____ Records supplied

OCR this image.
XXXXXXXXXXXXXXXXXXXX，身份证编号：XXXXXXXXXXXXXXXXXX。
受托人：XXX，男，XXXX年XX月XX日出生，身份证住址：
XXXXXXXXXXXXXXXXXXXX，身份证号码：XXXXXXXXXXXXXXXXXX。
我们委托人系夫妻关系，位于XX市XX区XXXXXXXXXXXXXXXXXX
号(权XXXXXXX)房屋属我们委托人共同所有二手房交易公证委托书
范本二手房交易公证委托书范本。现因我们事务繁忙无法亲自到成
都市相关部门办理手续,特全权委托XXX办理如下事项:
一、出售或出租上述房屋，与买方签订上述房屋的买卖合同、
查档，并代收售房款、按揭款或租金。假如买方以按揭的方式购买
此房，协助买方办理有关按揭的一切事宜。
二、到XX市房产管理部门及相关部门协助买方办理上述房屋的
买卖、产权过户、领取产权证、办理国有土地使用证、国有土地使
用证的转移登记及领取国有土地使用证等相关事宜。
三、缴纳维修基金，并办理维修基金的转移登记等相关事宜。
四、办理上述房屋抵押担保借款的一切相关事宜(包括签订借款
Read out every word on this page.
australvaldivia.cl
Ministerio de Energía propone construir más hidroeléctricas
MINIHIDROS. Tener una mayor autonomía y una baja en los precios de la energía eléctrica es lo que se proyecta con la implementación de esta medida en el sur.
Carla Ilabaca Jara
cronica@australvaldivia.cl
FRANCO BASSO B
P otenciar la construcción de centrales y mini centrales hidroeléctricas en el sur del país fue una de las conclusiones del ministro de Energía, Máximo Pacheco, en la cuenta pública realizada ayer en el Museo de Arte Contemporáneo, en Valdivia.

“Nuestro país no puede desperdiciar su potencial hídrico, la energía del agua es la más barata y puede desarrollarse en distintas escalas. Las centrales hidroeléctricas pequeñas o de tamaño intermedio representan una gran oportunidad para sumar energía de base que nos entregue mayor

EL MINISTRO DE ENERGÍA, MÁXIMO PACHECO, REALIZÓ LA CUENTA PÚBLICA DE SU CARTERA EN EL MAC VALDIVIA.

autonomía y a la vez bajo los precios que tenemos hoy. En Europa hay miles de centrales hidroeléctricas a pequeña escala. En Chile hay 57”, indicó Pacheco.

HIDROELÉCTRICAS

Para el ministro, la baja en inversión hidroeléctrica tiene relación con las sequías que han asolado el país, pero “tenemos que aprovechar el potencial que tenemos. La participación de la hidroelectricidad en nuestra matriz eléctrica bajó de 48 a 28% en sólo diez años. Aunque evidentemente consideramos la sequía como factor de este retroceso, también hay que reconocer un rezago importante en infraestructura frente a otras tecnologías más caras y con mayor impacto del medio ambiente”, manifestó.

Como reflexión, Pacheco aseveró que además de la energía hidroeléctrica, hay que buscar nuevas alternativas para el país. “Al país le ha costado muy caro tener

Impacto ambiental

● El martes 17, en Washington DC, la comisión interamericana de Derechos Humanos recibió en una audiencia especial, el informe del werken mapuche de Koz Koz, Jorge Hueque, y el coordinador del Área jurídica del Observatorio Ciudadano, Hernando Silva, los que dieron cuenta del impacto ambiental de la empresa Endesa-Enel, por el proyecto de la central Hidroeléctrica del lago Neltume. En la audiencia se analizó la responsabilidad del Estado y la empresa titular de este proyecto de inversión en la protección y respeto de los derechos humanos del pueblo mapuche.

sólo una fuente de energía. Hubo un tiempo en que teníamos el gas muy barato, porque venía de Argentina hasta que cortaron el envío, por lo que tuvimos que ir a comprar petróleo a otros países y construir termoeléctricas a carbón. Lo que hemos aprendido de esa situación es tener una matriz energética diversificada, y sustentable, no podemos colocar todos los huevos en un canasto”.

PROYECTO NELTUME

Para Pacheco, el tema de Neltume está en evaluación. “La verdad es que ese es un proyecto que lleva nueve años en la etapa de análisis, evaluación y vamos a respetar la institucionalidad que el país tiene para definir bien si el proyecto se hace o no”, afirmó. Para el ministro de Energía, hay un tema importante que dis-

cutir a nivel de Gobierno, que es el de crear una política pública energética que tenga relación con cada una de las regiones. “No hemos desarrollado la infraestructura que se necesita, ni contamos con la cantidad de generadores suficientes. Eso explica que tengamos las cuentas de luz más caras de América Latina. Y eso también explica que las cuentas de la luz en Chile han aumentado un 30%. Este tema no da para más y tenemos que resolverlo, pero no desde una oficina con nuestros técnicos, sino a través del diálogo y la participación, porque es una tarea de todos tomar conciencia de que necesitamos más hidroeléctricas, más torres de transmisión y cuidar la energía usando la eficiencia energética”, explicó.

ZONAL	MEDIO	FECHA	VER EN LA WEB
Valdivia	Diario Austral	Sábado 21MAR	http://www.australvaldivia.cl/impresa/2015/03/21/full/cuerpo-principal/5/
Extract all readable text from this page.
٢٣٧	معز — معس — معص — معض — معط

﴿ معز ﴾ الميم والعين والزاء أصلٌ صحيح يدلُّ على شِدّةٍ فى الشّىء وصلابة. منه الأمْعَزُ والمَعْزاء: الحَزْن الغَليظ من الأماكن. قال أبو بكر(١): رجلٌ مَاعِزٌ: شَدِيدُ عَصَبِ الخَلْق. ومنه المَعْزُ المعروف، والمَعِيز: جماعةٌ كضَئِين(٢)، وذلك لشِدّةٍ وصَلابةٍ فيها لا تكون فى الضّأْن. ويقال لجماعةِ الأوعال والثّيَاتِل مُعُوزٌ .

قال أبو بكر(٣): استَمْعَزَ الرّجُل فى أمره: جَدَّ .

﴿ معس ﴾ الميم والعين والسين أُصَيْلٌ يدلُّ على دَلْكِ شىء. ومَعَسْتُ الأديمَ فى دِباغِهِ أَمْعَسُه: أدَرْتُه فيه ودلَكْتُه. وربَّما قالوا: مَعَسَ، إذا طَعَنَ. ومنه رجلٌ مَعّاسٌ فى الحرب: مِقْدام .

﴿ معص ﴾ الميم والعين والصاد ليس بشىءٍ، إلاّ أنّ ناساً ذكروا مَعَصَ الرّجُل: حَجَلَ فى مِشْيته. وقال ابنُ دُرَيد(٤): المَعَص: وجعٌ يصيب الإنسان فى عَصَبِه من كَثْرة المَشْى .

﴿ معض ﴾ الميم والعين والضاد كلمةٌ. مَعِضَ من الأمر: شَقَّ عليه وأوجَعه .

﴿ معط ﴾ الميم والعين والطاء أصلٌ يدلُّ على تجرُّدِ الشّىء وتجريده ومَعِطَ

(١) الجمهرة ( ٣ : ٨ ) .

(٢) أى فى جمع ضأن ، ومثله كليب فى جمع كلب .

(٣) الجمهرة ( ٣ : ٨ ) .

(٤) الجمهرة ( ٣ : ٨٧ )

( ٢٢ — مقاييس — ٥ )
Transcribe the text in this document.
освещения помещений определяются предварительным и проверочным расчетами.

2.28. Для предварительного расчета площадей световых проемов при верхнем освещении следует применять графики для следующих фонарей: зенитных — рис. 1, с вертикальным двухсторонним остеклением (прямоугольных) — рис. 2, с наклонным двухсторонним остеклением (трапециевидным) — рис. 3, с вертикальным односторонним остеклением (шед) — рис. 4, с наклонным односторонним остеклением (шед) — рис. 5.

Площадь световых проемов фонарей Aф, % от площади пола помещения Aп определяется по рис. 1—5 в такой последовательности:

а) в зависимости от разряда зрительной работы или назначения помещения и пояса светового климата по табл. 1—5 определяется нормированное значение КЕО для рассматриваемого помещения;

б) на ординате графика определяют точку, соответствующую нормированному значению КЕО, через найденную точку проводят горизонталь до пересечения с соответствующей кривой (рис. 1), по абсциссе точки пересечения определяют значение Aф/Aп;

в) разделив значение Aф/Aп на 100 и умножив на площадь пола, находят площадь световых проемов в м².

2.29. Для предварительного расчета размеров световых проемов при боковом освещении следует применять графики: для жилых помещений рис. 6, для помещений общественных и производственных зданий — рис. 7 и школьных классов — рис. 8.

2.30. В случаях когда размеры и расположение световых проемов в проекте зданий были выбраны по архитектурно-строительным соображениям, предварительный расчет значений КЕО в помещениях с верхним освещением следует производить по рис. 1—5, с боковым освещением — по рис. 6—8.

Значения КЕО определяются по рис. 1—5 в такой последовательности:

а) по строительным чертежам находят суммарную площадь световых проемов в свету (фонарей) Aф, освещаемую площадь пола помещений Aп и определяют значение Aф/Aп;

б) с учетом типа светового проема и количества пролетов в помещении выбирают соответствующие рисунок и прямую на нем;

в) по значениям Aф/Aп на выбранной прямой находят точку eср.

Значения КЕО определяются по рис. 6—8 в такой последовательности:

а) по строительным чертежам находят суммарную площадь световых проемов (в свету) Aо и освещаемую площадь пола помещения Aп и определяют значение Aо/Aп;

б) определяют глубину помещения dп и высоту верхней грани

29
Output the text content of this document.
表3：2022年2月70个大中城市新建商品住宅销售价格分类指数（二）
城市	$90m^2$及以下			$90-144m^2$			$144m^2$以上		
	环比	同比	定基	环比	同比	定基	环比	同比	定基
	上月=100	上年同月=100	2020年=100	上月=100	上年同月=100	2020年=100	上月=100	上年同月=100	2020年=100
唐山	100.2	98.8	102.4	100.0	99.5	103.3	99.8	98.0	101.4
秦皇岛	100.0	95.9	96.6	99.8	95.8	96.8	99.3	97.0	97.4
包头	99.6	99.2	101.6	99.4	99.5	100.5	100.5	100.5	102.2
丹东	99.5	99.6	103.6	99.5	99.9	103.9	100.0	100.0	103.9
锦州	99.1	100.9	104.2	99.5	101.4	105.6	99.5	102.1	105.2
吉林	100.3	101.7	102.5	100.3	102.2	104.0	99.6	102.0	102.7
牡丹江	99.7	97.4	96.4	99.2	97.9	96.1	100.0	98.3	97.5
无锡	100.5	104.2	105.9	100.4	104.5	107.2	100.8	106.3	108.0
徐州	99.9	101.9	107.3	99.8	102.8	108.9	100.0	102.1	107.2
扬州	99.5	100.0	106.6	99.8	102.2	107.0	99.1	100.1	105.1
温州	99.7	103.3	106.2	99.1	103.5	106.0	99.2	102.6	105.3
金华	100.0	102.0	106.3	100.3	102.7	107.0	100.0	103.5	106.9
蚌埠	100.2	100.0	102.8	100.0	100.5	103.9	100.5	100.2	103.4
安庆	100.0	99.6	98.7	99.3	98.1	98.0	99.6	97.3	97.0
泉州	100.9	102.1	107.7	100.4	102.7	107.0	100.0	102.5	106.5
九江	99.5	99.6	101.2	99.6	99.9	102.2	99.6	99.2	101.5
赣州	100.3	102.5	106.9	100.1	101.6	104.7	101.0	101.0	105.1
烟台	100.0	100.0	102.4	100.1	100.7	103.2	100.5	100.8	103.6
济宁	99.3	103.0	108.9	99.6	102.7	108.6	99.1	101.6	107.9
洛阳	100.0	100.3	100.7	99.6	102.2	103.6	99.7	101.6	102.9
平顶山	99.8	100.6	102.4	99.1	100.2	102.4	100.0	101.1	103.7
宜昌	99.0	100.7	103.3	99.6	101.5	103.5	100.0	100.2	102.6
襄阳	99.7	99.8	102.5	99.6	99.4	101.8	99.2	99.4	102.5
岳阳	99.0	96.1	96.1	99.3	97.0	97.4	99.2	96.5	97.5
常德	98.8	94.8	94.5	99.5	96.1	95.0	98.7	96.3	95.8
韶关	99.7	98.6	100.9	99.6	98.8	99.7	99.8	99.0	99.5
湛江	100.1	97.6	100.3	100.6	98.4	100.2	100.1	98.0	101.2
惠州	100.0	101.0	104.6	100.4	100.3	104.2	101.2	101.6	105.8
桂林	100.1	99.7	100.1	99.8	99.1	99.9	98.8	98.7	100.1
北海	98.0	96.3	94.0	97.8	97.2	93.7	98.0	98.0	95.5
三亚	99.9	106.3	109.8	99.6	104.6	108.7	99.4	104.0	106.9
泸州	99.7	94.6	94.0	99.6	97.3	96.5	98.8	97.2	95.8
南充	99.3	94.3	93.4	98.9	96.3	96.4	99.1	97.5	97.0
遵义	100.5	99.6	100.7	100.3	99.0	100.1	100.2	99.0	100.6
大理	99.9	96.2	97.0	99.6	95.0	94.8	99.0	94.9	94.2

________

Given request:
From the entries, copy out each line containing the word "precios".

Output for this task:
MINIHIDROS. Tener una mayor autonomía y una baja en los precios de la energía eléctrica es lo que se proyecta con la implementación de esta medida en el sur.
autonomía y a la vez bajo los precios que tenemos hoy. En Europa hay miles de centrales hidroeléctricas a pequeña escala. En Chile hay 57”, indicó Pacheco.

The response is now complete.